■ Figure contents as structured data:
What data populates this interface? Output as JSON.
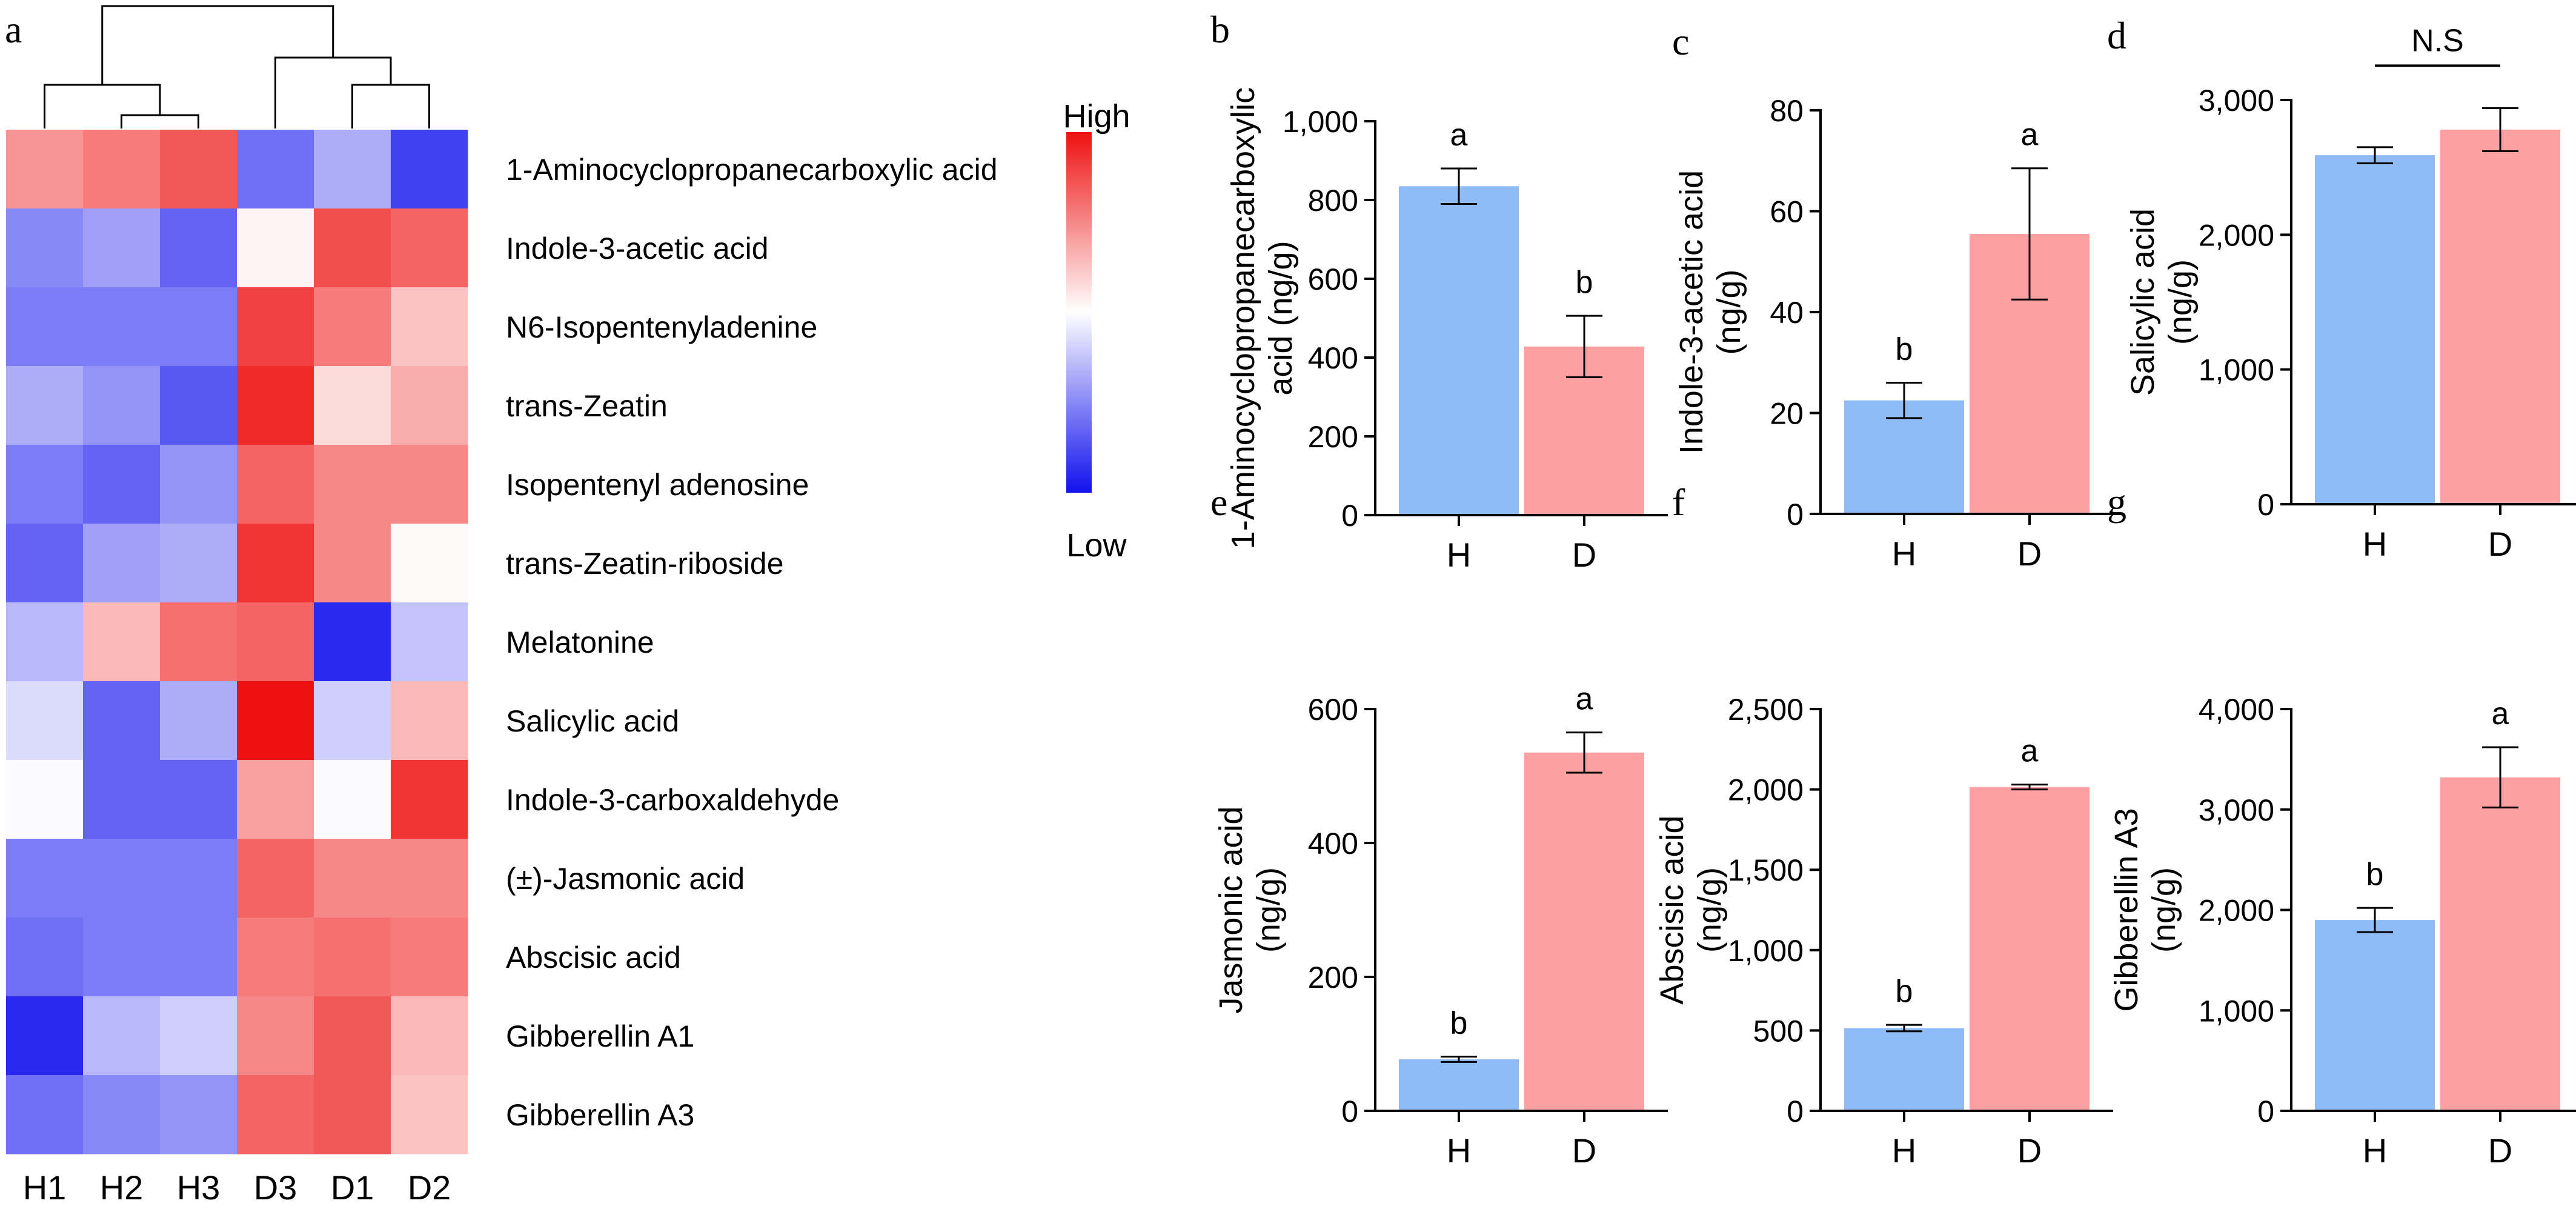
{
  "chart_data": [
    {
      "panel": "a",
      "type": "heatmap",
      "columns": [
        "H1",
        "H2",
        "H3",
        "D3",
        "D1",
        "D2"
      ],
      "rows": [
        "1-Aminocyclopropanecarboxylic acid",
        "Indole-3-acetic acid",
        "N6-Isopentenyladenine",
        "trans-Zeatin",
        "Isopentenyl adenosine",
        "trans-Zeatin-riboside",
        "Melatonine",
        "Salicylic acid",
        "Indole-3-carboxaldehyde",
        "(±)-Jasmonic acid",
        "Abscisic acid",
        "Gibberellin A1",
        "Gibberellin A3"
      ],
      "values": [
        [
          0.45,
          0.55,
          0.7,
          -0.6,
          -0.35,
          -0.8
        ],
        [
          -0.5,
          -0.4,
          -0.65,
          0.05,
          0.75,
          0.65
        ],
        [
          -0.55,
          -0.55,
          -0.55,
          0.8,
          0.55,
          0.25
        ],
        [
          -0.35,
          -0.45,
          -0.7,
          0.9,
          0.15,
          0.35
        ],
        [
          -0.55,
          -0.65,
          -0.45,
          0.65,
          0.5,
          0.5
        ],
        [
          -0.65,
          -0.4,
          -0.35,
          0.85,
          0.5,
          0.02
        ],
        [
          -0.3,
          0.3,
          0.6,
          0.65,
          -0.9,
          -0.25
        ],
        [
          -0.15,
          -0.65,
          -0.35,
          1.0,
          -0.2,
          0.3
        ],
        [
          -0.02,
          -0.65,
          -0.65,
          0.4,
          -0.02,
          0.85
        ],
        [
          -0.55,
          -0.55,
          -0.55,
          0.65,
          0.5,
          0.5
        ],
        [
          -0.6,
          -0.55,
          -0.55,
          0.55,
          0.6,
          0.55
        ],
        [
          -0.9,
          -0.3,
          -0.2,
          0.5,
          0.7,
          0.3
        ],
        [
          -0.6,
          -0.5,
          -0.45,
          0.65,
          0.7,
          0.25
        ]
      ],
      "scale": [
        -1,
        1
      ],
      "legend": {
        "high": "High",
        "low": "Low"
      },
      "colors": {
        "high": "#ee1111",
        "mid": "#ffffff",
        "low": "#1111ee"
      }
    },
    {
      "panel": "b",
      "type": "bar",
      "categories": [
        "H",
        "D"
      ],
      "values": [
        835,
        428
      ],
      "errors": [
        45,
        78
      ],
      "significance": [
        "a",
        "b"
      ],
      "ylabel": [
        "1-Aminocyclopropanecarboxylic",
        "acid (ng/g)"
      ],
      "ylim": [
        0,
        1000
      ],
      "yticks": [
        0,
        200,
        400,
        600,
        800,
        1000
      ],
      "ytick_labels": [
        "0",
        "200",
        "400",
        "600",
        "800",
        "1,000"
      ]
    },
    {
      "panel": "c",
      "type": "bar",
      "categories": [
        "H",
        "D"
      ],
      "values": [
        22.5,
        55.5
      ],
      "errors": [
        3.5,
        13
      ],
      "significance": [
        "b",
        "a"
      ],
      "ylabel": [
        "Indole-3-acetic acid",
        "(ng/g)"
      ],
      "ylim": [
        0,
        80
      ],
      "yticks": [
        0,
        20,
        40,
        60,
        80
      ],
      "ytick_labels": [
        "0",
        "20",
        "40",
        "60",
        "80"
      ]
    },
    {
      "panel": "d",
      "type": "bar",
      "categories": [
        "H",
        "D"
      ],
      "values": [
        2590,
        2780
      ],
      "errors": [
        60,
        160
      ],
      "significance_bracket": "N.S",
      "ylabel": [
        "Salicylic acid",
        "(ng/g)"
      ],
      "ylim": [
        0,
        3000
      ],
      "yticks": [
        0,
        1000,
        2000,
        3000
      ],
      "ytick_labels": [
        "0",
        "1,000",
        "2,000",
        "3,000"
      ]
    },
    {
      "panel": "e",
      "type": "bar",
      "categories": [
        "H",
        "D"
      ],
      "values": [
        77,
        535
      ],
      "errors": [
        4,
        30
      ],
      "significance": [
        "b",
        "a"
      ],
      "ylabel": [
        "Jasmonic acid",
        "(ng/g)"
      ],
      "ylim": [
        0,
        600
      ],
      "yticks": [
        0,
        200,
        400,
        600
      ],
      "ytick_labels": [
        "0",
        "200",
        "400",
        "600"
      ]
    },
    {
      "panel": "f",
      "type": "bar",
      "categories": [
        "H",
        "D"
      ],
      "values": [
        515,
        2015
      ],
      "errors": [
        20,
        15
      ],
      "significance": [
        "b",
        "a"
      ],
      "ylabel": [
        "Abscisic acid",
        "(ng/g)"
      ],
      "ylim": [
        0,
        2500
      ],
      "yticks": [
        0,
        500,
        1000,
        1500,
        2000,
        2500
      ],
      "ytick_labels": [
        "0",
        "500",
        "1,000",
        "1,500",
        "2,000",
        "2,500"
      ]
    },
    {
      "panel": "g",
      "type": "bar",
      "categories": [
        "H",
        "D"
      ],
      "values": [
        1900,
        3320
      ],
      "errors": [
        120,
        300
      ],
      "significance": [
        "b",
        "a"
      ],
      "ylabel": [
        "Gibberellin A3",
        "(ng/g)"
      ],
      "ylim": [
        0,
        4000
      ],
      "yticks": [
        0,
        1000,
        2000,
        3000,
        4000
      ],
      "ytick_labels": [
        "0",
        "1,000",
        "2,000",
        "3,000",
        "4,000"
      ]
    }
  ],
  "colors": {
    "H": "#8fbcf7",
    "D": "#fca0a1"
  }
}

--

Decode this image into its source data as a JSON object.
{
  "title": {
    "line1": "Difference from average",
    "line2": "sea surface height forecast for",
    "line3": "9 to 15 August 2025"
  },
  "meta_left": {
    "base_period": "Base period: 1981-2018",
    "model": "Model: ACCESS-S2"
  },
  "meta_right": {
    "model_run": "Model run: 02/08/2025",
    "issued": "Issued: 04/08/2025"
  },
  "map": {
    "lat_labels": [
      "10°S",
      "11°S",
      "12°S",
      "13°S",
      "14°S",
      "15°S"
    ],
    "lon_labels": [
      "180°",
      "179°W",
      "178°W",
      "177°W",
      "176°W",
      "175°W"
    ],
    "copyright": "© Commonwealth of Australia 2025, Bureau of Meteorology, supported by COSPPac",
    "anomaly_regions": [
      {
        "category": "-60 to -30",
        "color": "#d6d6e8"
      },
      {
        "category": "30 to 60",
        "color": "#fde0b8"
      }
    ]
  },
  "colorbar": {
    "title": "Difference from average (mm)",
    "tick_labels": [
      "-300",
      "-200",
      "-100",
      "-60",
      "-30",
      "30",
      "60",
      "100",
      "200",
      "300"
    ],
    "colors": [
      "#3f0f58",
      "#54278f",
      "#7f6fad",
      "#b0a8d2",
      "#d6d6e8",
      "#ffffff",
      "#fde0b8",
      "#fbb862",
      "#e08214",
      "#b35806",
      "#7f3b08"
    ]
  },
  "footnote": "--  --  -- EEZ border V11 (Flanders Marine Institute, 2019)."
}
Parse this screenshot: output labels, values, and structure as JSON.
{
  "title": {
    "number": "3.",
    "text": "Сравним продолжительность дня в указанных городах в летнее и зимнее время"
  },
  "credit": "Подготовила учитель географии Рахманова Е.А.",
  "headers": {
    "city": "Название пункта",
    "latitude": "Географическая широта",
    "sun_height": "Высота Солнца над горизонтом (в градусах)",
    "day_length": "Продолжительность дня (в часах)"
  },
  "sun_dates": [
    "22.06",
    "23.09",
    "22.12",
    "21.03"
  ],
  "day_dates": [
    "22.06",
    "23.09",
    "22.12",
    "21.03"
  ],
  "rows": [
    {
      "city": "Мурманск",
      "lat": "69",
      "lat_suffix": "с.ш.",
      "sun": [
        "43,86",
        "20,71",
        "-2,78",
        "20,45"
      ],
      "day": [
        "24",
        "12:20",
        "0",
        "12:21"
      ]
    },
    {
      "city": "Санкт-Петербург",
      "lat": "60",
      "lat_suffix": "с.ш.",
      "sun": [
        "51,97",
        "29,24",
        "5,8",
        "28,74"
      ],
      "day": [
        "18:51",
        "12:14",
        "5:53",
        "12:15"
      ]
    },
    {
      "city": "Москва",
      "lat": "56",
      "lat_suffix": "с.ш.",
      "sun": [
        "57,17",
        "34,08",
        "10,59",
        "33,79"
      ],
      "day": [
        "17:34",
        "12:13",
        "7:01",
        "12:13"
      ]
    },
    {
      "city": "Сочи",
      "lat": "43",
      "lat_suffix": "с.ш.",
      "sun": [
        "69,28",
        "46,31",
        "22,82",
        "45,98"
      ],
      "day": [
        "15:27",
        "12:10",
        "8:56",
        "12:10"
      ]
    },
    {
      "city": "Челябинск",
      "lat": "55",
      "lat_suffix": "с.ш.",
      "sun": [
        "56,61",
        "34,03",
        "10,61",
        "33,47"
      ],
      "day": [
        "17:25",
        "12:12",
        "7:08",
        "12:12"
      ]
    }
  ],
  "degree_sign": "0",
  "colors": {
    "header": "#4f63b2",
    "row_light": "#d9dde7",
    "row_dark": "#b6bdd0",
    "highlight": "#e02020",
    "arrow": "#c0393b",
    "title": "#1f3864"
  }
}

■ THE REQUEST:
Of the lines in the material, how many include "trans"? Respond with the number alone.

■ ANSWER TO THIS PROBLEM:
2